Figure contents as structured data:

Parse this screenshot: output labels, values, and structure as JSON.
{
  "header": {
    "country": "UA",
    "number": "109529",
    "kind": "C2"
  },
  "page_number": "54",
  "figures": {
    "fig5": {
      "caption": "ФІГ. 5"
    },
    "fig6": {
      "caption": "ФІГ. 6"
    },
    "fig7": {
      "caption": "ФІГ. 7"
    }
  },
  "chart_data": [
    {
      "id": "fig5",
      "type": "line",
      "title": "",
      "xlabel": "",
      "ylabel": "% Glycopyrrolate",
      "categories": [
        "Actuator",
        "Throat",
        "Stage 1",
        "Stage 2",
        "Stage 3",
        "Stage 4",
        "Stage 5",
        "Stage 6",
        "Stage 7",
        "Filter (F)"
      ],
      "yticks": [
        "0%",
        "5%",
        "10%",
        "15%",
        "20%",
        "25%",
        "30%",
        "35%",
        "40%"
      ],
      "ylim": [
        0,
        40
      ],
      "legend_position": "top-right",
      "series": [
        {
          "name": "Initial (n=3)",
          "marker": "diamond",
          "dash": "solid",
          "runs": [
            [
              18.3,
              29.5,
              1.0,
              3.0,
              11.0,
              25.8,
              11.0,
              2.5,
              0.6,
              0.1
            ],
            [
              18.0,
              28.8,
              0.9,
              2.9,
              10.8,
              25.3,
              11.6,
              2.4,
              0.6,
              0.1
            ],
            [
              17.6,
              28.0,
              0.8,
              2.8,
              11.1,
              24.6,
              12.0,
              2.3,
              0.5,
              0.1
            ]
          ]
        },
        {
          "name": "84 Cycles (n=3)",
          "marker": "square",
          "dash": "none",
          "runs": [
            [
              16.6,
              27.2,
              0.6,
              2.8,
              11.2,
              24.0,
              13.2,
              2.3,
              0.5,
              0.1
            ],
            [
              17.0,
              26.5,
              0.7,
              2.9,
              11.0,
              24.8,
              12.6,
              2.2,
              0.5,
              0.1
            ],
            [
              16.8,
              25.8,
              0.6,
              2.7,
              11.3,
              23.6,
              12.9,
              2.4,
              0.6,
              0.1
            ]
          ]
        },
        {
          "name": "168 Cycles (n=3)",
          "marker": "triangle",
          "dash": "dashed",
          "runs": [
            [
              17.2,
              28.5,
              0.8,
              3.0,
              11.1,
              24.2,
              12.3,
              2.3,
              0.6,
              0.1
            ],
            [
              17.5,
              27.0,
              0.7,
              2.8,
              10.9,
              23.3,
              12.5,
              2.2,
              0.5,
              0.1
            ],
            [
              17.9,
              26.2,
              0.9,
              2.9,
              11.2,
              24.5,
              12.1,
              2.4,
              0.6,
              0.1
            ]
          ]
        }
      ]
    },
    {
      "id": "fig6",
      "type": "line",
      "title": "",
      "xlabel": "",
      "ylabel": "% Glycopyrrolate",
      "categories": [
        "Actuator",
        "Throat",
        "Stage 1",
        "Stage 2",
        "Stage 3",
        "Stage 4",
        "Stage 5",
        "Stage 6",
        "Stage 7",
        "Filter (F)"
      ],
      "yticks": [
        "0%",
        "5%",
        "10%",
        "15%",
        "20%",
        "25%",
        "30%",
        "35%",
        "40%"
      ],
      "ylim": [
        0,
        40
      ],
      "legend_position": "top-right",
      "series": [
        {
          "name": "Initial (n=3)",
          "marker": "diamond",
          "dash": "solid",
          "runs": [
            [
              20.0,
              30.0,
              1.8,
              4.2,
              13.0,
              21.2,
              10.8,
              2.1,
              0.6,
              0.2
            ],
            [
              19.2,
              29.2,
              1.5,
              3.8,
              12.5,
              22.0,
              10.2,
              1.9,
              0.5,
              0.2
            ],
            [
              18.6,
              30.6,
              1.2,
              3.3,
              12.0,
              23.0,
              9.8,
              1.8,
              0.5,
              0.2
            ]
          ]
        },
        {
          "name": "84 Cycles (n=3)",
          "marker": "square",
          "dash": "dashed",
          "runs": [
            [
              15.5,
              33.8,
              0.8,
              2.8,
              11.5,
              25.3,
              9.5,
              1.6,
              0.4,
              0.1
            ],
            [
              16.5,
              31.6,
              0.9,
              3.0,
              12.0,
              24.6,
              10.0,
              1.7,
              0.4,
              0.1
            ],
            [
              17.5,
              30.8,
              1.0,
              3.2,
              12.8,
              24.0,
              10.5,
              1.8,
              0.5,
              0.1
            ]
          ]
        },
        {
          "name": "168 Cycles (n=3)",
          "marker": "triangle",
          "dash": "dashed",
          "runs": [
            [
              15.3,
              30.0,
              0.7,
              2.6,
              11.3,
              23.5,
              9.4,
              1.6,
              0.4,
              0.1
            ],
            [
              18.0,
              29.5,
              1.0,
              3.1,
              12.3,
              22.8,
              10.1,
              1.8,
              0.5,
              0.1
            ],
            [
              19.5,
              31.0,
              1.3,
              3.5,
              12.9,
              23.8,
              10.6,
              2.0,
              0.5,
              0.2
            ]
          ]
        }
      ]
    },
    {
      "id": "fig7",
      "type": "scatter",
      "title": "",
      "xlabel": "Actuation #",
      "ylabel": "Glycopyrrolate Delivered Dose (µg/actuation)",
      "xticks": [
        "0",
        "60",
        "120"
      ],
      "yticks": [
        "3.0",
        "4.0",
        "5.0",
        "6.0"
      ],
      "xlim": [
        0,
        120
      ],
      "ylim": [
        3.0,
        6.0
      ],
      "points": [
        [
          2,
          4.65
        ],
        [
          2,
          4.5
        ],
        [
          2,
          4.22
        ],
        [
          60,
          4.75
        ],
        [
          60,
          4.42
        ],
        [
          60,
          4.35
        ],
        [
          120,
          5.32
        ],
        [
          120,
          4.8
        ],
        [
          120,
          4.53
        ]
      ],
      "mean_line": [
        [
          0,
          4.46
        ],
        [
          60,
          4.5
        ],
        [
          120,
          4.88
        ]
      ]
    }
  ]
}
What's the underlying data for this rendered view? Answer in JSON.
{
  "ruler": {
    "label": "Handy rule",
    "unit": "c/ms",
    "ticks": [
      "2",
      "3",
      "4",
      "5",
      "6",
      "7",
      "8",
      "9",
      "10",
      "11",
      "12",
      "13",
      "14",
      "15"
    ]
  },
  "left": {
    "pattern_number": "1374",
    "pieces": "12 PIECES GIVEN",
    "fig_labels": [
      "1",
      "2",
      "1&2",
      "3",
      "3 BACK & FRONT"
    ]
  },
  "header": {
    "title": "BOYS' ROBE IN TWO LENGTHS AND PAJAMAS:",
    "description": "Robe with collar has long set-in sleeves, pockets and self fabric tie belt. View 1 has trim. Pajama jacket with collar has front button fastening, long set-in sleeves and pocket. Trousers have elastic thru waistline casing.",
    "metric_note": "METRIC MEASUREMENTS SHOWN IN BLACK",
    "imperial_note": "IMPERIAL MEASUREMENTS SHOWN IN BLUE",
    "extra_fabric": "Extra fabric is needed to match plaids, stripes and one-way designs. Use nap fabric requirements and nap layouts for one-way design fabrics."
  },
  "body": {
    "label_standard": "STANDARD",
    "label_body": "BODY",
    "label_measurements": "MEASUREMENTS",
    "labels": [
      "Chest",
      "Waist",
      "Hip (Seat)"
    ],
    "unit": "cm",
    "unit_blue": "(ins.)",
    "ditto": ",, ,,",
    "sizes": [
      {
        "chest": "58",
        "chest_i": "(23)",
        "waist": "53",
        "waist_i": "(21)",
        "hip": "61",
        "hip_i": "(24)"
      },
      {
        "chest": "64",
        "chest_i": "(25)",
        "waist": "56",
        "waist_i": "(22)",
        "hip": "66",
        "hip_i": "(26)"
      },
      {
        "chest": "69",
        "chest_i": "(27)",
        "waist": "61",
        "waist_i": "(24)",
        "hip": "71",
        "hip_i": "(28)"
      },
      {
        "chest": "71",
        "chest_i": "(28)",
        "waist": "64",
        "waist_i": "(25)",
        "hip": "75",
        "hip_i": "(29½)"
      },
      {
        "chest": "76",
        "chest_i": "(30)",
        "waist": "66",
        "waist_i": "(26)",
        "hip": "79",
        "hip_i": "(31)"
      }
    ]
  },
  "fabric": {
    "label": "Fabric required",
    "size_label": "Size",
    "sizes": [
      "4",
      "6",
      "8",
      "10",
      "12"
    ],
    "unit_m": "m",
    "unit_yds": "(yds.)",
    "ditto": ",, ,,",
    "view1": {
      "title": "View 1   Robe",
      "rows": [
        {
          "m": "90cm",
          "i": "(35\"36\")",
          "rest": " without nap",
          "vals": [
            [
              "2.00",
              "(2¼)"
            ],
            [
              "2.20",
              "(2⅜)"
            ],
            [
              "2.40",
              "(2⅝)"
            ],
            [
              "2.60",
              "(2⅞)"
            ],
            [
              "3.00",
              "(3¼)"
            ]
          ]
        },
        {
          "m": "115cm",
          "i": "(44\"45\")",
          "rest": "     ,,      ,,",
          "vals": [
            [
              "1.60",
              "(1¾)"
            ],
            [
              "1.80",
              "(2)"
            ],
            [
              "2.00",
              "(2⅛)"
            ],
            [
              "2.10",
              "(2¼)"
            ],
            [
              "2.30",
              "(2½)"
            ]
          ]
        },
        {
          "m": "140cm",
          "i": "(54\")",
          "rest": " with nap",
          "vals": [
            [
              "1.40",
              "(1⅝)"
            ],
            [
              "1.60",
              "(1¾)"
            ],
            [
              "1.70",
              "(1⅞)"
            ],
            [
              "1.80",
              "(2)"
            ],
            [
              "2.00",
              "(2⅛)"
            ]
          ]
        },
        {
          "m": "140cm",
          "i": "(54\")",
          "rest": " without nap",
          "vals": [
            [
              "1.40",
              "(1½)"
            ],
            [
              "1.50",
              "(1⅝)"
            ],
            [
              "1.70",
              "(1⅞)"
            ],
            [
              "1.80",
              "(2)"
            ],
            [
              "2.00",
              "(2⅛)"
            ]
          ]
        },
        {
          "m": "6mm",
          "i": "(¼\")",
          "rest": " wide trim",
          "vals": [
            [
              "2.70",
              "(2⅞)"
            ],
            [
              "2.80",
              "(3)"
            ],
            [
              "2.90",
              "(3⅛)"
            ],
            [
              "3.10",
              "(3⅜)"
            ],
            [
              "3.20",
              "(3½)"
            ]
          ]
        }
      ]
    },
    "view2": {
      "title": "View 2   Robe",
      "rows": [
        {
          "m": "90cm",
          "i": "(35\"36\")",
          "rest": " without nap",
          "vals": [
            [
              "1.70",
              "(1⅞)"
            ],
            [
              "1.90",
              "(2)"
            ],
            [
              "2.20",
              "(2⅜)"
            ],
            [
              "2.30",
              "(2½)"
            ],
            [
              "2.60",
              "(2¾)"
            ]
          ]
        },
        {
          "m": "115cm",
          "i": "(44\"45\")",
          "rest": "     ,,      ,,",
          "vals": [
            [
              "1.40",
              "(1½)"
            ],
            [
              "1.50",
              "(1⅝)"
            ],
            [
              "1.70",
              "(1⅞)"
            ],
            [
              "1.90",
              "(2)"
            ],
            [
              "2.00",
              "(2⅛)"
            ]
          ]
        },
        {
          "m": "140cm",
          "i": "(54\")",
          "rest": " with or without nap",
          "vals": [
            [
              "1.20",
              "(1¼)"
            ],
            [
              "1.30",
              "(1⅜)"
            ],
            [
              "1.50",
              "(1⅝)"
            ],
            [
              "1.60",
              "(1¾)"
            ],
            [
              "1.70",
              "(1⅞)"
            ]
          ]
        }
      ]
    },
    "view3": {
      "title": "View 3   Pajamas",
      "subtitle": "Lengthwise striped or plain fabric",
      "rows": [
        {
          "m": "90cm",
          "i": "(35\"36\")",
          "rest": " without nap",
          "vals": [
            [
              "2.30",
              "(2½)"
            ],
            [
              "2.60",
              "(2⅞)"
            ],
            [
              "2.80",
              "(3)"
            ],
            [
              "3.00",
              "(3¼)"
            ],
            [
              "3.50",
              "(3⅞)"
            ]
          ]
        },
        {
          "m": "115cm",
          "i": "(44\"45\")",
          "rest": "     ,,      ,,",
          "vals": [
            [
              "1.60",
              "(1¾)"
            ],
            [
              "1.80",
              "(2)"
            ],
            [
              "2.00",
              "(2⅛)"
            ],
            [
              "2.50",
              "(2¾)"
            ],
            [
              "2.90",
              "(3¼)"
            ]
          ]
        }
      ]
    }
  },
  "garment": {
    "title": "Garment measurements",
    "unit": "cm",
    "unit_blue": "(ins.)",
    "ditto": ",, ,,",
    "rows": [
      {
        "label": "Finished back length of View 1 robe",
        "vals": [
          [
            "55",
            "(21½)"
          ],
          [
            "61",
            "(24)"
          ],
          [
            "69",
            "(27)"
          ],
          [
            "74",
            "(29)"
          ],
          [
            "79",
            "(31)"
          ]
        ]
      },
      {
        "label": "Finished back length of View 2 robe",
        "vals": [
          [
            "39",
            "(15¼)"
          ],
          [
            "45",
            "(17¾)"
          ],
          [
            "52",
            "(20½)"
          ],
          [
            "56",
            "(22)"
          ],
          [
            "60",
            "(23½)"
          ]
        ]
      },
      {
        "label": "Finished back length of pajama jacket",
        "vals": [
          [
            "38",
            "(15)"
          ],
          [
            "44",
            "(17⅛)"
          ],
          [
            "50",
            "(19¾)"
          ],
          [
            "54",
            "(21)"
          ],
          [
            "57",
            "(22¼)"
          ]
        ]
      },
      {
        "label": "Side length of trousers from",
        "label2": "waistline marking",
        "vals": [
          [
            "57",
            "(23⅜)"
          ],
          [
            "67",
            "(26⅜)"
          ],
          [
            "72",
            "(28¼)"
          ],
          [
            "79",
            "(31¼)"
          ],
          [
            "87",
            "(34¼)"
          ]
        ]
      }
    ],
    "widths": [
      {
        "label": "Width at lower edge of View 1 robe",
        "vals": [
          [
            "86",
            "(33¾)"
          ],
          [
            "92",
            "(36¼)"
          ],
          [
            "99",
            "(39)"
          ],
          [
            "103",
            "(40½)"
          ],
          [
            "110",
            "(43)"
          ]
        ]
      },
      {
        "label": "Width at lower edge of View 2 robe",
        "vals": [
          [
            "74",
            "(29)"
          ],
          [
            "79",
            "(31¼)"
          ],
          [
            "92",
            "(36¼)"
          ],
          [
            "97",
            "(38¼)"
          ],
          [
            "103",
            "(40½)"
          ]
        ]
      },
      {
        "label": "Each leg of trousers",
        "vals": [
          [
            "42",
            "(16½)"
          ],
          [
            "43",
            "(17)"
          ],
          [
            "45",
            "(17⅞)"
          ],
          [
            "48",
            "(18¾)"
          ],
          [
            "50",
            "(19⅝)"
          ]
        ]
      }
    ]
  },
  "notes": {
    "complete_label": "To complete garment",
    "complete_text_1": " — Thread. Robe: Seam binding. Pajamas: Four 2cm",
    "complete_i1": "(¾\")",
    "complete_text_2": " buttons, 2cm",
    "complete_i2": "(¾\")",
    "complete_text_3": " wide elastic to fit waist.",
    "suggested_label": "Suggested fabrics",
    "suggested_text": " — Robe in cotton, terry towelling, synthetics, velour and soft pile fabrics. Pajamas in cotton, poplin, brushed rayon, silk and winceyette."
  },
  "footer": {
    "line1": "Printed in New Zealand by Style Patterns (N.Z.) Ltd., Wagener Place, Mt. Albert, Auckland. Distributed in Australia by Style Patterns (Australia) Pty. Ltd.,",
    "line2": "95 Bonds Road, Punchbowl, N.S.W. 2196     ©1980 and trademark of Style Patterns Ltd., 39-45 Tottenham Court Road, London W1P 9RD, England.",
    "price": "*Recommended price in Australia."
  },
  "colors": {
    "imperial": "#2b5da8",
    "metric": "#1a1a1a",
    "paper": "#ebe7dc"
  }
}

Task to carry out:
Set out every line from the material that contains the string "Finished".

Expected answer:
        "label": "Finished back length of View 1 robe",
        "label": "Finished back length of View 2 robe",
        "label": "Finished back length of pajama jacket",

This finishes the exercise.